* Exercise *
Find every line of the listing below where "JSON" appears, and copy it.

* Listed records *
————————

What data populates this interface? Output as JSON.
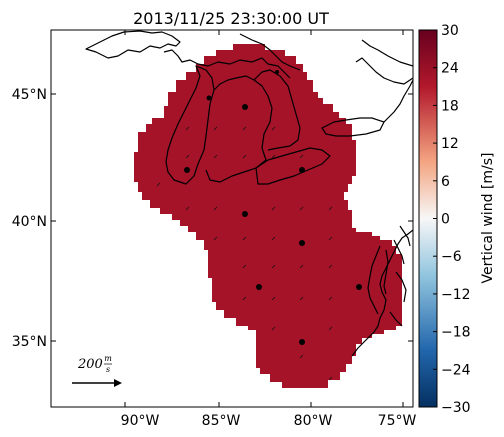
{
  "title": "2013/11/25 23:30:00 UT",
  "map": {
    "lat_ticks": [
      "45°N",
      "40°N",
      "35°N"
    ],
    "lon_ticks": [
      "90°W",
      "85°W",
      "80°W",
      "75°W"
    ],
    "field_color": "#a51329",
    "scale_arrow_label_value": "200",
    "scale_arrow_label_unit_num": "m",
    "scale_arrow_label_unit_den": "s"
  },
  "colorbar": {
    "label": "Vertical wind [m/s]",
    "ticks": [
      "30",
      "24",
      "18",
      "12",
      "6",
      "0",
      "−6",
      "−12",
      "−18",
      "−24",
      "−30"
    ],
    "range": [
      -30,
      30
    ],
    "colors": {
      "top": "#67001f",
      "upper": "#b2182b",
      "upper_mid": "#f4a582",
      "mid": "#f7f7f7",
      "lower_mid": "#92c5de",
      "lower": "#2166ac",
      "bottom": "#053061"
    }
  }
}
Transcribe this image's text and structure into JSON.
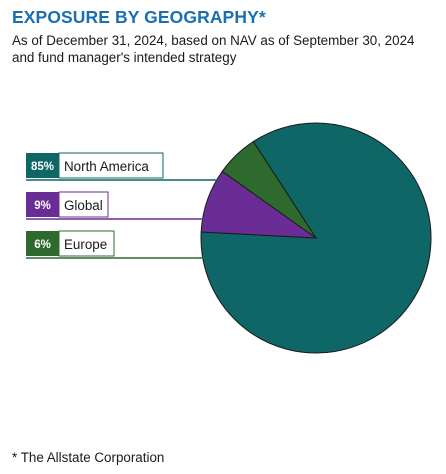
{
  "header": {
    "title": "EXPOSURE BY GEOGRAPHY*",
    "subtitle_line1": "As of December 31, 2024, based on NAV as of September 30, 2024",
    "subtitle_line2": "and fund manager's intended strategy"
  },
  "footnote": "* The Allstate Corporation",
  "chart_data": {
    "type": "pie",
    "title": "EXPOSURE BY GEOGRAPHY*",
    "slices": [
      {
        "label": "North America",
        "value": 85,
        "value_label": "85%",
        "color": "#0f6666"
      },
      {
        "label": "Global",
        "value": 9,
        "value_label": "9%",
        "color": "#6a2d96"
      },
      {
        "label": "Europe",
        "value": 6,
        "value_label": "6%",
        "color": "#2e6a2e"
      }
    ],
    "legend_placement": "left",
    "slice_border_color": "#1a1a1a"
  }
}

————————

* Finished task *
What data populates this interface? Output as JSON.
Transcribe this image's text and structure into JSON.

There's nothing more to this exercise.